[Dataset excerpt]
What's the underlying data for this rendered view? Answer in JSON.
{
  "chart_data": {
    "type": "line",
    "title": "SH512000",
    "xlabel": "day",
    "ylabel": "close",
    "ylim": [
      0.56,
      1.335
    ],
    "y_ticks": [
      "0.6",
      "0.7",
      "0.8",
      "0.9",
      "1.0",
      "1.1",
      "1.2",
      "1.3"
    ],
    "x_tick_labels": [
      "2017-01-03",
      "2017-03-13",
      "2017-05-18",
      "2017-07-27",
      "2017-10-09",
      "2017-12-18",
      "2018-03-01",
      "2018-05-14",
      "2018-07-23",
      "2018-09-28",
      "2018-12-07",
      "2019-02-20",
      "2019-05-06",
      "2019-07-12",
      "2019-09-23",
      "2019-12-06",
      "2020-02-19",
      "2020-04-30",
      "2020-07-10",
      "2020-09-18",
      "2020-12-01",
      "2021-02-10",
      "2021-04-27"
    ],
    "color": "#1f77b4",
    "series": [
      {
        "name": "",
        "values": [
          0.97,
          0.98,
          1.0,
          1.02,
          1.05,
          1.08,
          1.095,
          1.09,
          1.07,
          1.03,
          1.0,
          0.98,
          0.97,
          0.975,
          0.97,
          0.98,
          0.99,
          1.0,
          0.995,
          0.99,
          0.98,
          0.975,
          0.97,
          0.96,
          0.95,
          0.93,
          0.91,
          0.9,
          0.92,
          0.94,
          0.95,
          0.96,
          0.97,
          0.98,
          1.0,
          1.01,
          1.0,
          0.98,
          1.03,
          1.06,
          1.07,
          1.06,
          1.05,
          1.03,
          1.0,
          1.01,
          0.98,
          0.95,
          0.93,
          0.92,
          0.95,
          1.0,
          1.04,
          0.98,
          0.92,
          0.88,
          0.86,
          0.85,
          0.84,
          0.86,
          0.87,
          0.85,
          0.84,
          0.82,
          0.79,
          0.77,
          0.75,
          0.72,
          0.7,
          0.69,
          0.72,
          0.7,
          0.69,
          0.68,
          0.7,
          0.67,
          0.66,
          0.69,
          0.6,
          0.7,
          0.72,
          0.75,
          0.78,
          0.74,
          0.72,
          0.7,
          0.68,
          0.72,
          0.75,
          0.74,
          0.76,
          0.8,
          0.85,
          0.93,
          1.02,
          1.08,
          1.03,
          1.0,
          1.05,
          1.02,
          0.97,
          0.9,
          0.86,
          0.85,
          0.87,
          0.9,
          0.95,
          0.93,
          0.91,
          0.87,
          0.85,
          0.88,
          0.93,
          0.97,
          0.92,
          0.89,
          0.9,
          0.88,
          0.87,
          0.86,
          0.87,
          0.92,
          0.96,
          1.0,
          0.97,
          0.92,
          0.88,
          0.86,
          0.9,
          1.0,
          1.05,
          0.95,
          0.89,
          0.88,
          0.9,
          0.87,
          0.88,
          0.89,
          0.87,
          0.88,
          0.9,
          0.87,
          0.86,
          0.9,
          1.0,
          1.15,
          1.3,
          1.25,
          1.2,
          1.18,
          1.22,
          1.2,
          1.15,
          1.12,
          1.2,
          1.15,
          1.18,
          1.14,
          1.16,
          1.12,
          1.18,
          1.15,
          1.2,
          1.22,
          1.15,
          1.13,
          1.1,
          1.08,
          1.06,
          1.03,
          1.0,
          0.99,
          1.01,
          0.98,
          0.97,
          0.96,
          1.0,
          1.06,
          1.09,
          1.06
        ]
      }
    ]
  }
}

* _The exercise_:
Extract the whole listing, character for character.

* _Response_:
What's the underlying data for this rendered view? Answer in JSON.
{
  "chart_data": {
    "type": "line",
    "title": "SH512000",
    "xlabel": "day",
    "ylabel": "close",
    "ylim": [
      0.56,
      1.335
    ],
    "y_ticks": [
      "0.6",
      "0.7",
      "0.8",
      "0.9",
      "1.0",
      "1.1",
      "1.2",
      "1.3"
    ],
    "x_tick_labels": [
      "2017-01-03",
      "2017-03-13",
      "2017-05-18",
      "2017-07-27",
      "2017-10-09",
      "2017-12-18",
      "2018-03-01",
      "2018-05-14",
      "2018-07-23",
      "2018-09-28",
      "2018-12-07",
      "2019-02-20",
      "2019-05-06",
      "2019-07-12",
      "2019-09-23",
      "2019-12-06",
      "2020-02-19",
      "2020-04-30",
      "2020-07-10",
      "2020-09-18",
      "2020-12-01",
      "2021-02-10",
      "2021-04-27"
    ],
    "color": "#1f77b4",
    "series": [
      {
        "name": "",
        "values": [
          0.97,
          0.98,
          1.0,
          1.02,
          1.05,
          1.08,
          1.095,
          1.09,
          1.07,
          1.03,
          1.0,
          0.98,
          0.97,
          0.975,
          0.97,
          0.98,
          0.99,
          1.0,
          0.995,
          0.99,
          0.98,
          0.975,
          0.97,
          0.96,
          0.95,
          0.93,
          0.91,
          0.9,
          0.92,
          0.94,
          0.95,
          0.96,
          0.97,
          0.98,
          1.0,
          1.01,
          1.0,
          0.98,
          1.03,
          1.06,
          1.07,
          1.06,
          1.05,
          1.03,
          1.0,
          1.01,
          0.98,
          0.95,
          0.93,
          0.92,
          0.95,
          1.0,
          1.04,
          0.98,
          0.92,
          0.88,
          0.86,
          0.85,
          0.84,
          0.86,
          0.87,
          0.85,
          0.84,
          0.82,
          0.79,
          0.77,
          0.75,
          0.72,
          0.7,
          0.69,
          0.72,
          0.7,
          0.69,
          0.68,
          0.7,
          0.67,
          0.66,
          0.69,
          0.6,
          0.7,
          0.72,
          0.75,
          0.78,
          0.74,
          0.72,
          0.7,
          0.68,
          0.72,
          0.75,
          0.74,
          0.76,
          0.8,
          0.85,
          0.93,
          1.02,
          1.08,
          1.03,
          1.0,
          1.05,
          1.02,
          0.97,
          0.9,
          0.86,
          0.85,
          0.87,
          0.9,
          0.95,
          0.93,
          0.91,
          0.87,
          0.85,
          0.88,
          0.93,
          0.97,
          0.92,
          0.89,
          0.9,
          0.88,
          0.87,
          0.86,
          0.87,
          0.92,
          0.96,
          1.0,
          0.97,
          0.92,
          0.88,
          0.86,
          0.9,
          1.0,
          1.05,
          0.95,
          0.89,
          0.88,
          0.9,
          0.87,
          0.88,
          0.89,
          0.87,
          0.88,
          0.9,
          0.87,
          0.86,
          0.9,
          1.0,
          1.15,
          1.3,
          1.25,
          1.2,
          1.18,
          1.22,
          1.2,
          1.15,
          1.12,
          1.2,
          1.15,
          1.18,
          1.14,
          1.16,
          1.12,
          1.18,
          1.15,
          1.2,
          1.22,
          1.15,
          1.13,
          1.1,
          1.08,
          1.06,
          1.03,
          1.0,
          0.99,
          1.01,
          0.98,
          0.97,
          0.96,
          1.0,
          1.06,
          1.09,
          1.06
        ]
      }
    ]
  }
}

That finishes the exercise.